JOB ▸ In the entries below, identify every line with the string "permettent" and copy it.
* * * * * * *
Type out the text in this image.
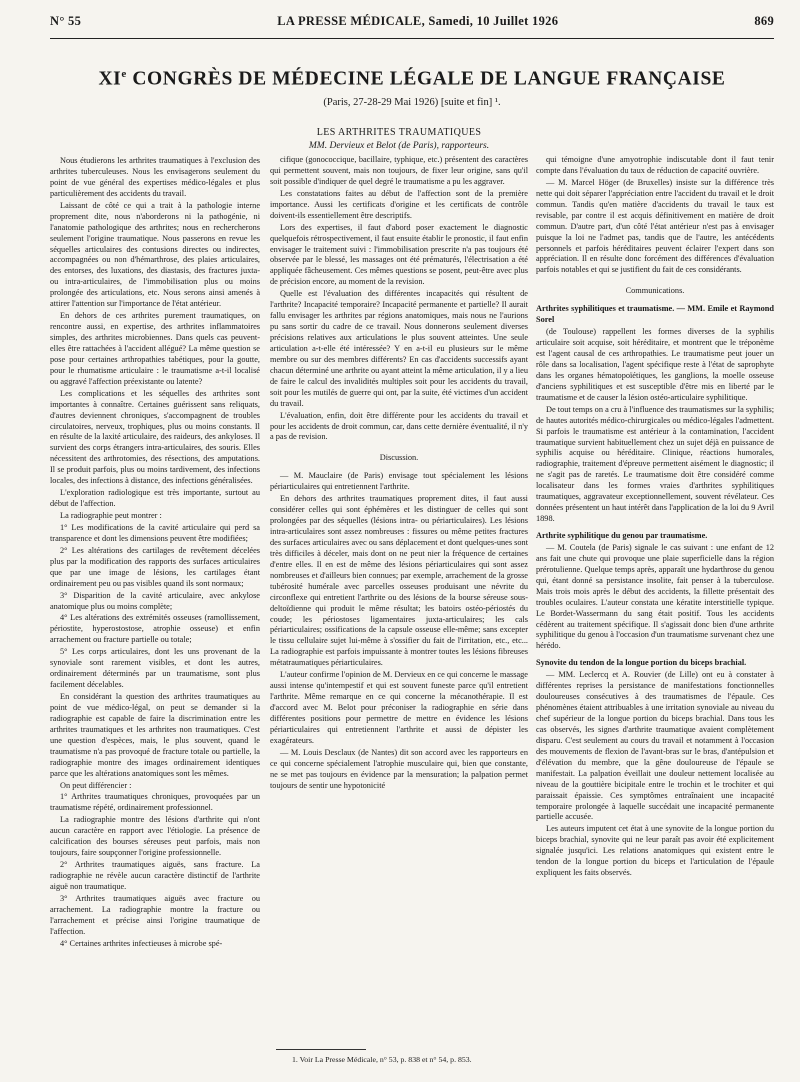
N° 55	LA PRESSE MÉDICALE, Samedi, 10 Juillet 1926	869
XIe CONGRÈS DE MÉDECINE LÉGALE DE LANGUE FRANÇAISE
(Paris, 27-28-29 Mai 1926) [suite et fin] ¹.
LES ARTHRITES TRAUMATIQUES
MM. Dervieux et Belot (de Paris), rapporteurs.

Nous étudierons les arthrites traumatiques à l'exclusion des arthrites tuberculeuses. Nous les envisagerons seulement du point de vue général des expertises médico-légales et plus particulièrement des accidents du travail.

Laissant de côté ce qui a trait à la pathologie interne proprement dite, nous n'aborderons ni la pathogénie, ni l'anatomie pathologique des arthrites; nous en rechercherons seulement l'origine traumatique. Nous passerons en revue les séquelles articulaires des contusions directes ou indirectes, accompagnées ou non d'hémarthrose, des plaies articulaires, des entorses, des luxations, des diastasis, des fractures juxta- ou intra-articulaires, de l'immobilisation plus ou moins prolongée des articulations, etc. Nous serons ainsi amenés à attirer l'attention sur l'importance de l'état antérieur.

En dehors de ces arthrites purement traumatiques, on rencontre aussi, en expertise, des arthrites inflammatoires simples, des arthrites microbiennes. Dans quels cas peuvent-elles être rattachées à l'accident allégué? La même question se pose pour certaines arthropathies tabétiques, pour la goutte, pour le rhumatisme articulaire : le traumatisme a-t-il localisé ou aggravé l'affection préexistante ou latente?

Les complications et les séquelles des arthrites sont importantes à connaître. Certaines guérissent sans reliquats, d'autres deviennent chroniques, s'accompagnent de troubles circulatoires, nerveux, trophiques, plus ou moins constants. Il en résulte de la laxité articulaire, des raideurs, des ankyloses. Il survient des corps étrangers intra-articulaires, des souris. Elles nécessitent des arthrotomies, des résections, des amputations. Il se produit parfois, plus ou moins tardivement, des infections locales, des infections à distance, des infections généralisées.

L'exploration radiologique est très importante, surtout au début de l'affection.

La radiographie peut montrer :

1° Les modifications de la cavité articulaire qui perd sa transparence et dont les dimensions peuvent être modifiées;

2° Les altérations des cartilages de revêtement décelées plus par la modification des rapports des surfaces articulaires que par une image de lésions, les cartilages étant ordinairement peu ou pas visibles quand ils sont normaux;

3° Disparition de la cavité articulaire, avec ankylose anatomique plus ou moins complète;

4° Les altérations des extrémités osseuses (ramollissement, périostite, hyperostostose, atrophie osseuse) et enfin arrachement ou fracture partielle ou totale;

5° Les corps articulaires, dont les uns provenant de la synoviale sont rarement visibles, et dont les autres, ordinairement déterminés par un traumatisme, sont plus facilement décelables.

En considérant la question des arthrites traumatiques au point de vue médico-légal, on peut se demander si la radiographie est capable de faire la discrimination entre les arthrites traumatiques et les arthrites non traumatiques. C'est une question d'espèces, mais, le plus souvent, quand le traumatisme n'a pas provoqué de fracture totale ou partielle, la radiographie montre des images ordinairement identiques parce que les altérations anatomiques sont les mêmes.

On peut différencier :

1° Arthrites traumatiques chroniques, provoquées par un traumatisme répété, ordinairement professionnel.

La radiographie montre des lésions d'arthrite qui n'ont aucun caractère en rapport avec l'étiologie. La présence de calcification des bourses séreuses peut parfois, mais non toujours, faire soupçonner l'origine professionnelle.

2° Arthrites traumatiques aiguës, sans fracture. La radiographie ne révèle aucun caractère distinctif de l'arthrite aiguë non traumatique.

3° Arthrites traumatiques aiguës avec fracture ou arrachement. La radiographie montre la fracture ou l'arrachement et précise ainsi l'origine traumatique de l'affection.

4° Certaines arthrites infectieuses à microbe spé-

cifique (gonococcique, bacillaire, typhique, etc.) présentent des caractères qui permettent souvent, mais non toujours, de fixer leur origine, sans qu'il soit possible d'indiquer de quel degré le traumatisme a pu les aggraver.

Les constatations faites au début de l'affection sont de la première importance. Aussi les certificats d'origine et les certificats de contrôle doivent-ils essentiellement être descriptifs.

Lors des expertises, il faut d'abord poser exactement le diagnostic quelquefois rétrospectivement, il faut ensuite établir le pronostic, il faut enfin envisager le traitement suivi : l'immobilisation prescrite n'a pas toujours été observée par le blessé, les massages ont été prématurés, l'électrisation a été appliquée fâcheusement. Ces mêmes questions se posent, peut-être avec plus de précision encore, au moment de la revision.

Quelle est l'évaluation des différentes incapacités qui résultent de l'arthrite? Incapacité temporaire? Incapacité permanente et partielle? Il aurait fallu envisager les arthrites par régions anatomiques, mais nous ne l'aurions pu sans sortir du cadre de ce travail. Nous donnerons seulement diverses précisions relatives aux articulations le plus souvent atteintes. Une seule articulation a-t-elle été intéressée? Y en a-t-il eu plusieurs sur le même membre ou sur des membres différents? En cas d'accidents successifs ayant chacun déterminé une arthrite ou ayant atteint la même articulation, il y a lieu de faire le calcul des invalidités multiples soit pour les accidents du travail, soit pour les mutilés de guerre qui ont, par la suite, été victimes d'un accident du travail.

L'évaluation, enfin, doit être différente pour les accidents du travail et pour les accidents de droit commun, car, dans cette dernière éventualité, il n'y a pas de revision.

Discussion.

— M. Mauclaire (de Paris) envisage tout spécialement les lésions périarticulaires qui entretiennent l'arthrite.

En dehors des arthrites traumatiques proprement dites, il faut aussi considérer celles qui sont éphémères et les distinguer de celles qui sont prolongées par des séquelles (lésions intra- ou périarticulaires). Les lésions intra-articulaires sont assez nombreuses : fissures ou même petites fractures des surfaces articulaires avec ou sans déplacement et dont quelques-unes sont très difficiles à déceler, mais dont on ne peut nier la fréquence de certaines d'entre elles. Il en est de même des lésions périarticulaires qui sont assez nombreuses et d'ailleurs bien connues; par exemple, arrachement de la grosse tubérosité humérale avec parcelles osseuses produisant une névrite du circonflexe qui entretient l'arthrite ou des lésions de la bourse séreuse sous-deltoïdienne qui produit le même résultat; les batoirs ostéo-périostés du coude; les périostoses ligamentaires juxta-articulaires; les cals périarticulaires; ossifications de la capsule osseuse elle-même; sans excepter le tissu cellulaire sujet lui-même à s'ossifier du fait de l'irritation, etc., etc... La radiographie est parfois impuissante à montrer toutes les lésions fibreuses métatraumatiques périarticulaires.

L'auteur confirme l'opinion de M. Dervieux en ce qui concerne le massage aussi intense qu'intempestif et qui est souvent funeste parce qu'il entretient l'arthrite. Même remarque en ce qui concerne la mécanothérapie. Il est d'accord avec M. Belot pour préconiser la radiographie en série dans différentes positions pour permettre de mettre en évidence les lésions périarticulaires qui entretiennent l'arthrite et aussi de dépister les exagérateurs.

— M. Louis Desclaux (de Nantes) dit son accord avec les rapporteurs en ce qui concerne spécialement l'atrophie musculaire qui, bien que constante, ne se met pas toujours en évidence par la mensuration; la palpation permet toujours de sentir une hypotonicité

qui témoigne d'une amyotrophie indiscutable dont il faut tenir compte dans l'évaluation du taux de réduction de capacité ouvrière.

— M. Marcel Höger (de Bruxelles) insiste sur la différence très nette qui doit séparer l'appréciation entre l'accident du travail et le droit commun. Tandis qu'en matière d'accidents du travail le taux est revisable, par contre il est acquis définitivement en matière de droit commun. D'autre part, d'un côté l'état antérieur n'est pas à envisager puisque la loi ne l'admet pas, tandis que de l'autre, les antécédents personnels et parfois héréditaires peuvent éclairer l'expert dans son appréciation. Il en résulte donc forcément des différences d'évaluation parfois notables et qui se justifient du fait de ces considérants.

Communications.

Arthrites syphilitiques et traumatisme. — MM. Emile et Raymond Sorel

(de Toulouse) rappellent les formes diverses de la syphilis articulaire soit acquise, soit héréditaire, et montrent que le tréponème est l'agent causal de ces arthropathies. Le traumatisme peut jouer un rôle dans sa localisation, l'agent spécifique reste à l'état de saprophyte dans les organes hématopoïétiques, les ganglions, la moelle osseuse d'anciens syphilitiques et est susceptible d'être mis en liberté par le traumatisme et de causer la lésion ostéo-articulaire syphilitique.

De tout temps on a cru à l'influence des traumatismes sur la syphilis; de hautes autorités médico-chirurgicales ou médico-légales l'admettent. Si parfois le traumatisme est antérieur à la contamination, l'accident traumatique survient habituellement chez un sujet déjà en puissance de syphilis acquise ou héréditaire. Clinique, réactions humorales, radiographie, traitement d'épreuve permettent aisément le diagnostic; il ne s'agit pas de raretés. Le traumatisme doit être considéré comme localisateur dans les formes vraies d'arthrites syphilitiques traumatiques, aggravateur exceptionnellement, souvent révélateur. Ces données présentent un haut intérêt dans l'application de la loi du 9 Avril 1898.

Arthrite syphilitique du genou par traumatisme.

— M. Coutela (de Paris) signale le cas suivant : une enfant de 12 ans fait une chute qui provoque une plaie superficielle dans la région prérotulienne. Quelque temps après, apparaît une hydarthrose du genou qui, étant donné sa persistance insolite, fait penser à la tuberculose. Mais trois mois après le début des accidents, la fillette présentait des troubles oculaires. L'auteur constata une kératite interstitielle typique. Le Bordet-Wassermann du sang était positif. Tous les accidents cédèrent au traitement spécifique. Il s'agissait donc bien d'une arthrite syphilitique du genou à l'occasion d'un traumatisme survenant chez une hérédo.

Synovite du tendon de la longue portion du biceps brachial.

— MM. Leclercq et A. Rouvier (de Lille) ont eu à constater à différentes reprises la persistance de manifestations fonctionnelles douloureuses consécutives à des traumatismes de l'épaule. Ces phénomènes étaient attribuables à une irritation synoviale au niveau du chef supérieur de la longue portion du biceps brachial. Dans tous les cas observés, les signes d'arthrite traumatique avaient complètement disparu. C'est seulement au cours du travail et notamment à l'occasion des mouvements de flexion de l'avant-bras sur le bras, d'antépulsion et d'élévation du membre, que la gêne douloureuse de l'épaule se manifestait. La palpation éveillait une douleur nettement localisée au niveau de la gouttière bicipitale entre le trochin et le trochiter et qui paraissait épaissie. Ces symptômes entraînaient une incapacité temporaire prolongée à laquelle succédait une incapacité permanente partielle accusée.

Les auteurs imputent cet état à une synovite de la longue portion du biceps brachial, synovite qui ne leur paraît pas avoir été explicitement signalée jusqu'ici. Les relations anatomiques qui existent entre le tendon de la longue portion du biceps et l'articulation de l'épaule expliquent les faits observés.

1. Voir La Presse Médicale, n° 53, p. 838 et n° 54, p. 853.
* * * * * * *
COMPLETE OUTPUT ▸
cifique (gonococcique, bacillaire, typhique, etc.) présentent des caractères qui permettent souvent, mais non toujours, de fixer leur origine, sans qu'il soit possible d'indiquer de quel degré le traumatisme a pu les aggraver.
De tout temps on a cru à l'influence des traumatismes sur la syphilis; de hautes autorités médico-chirurgicales ou médico-légales l'admettent. Si parfois le traumatisme est antérieur à la contamination, l'accident traumatique survient habituellement chez un sujet déjà en puissance de syphilis acquise ou héréditaire. Clinique, réactions humorales, radiographie, traitement d'épreuve permettent aisément le diagnostic; il ne s'agit pas de raretés. Le traumatisme doit être considéré comme localisateur dans les formes vraies d'arthrites syphilitiques traumatiques, aggravateur exceptionnellement, souvent révélateur. Ces données présentent un haut intérêt dans l'application de la loi du 9 Avril 1898.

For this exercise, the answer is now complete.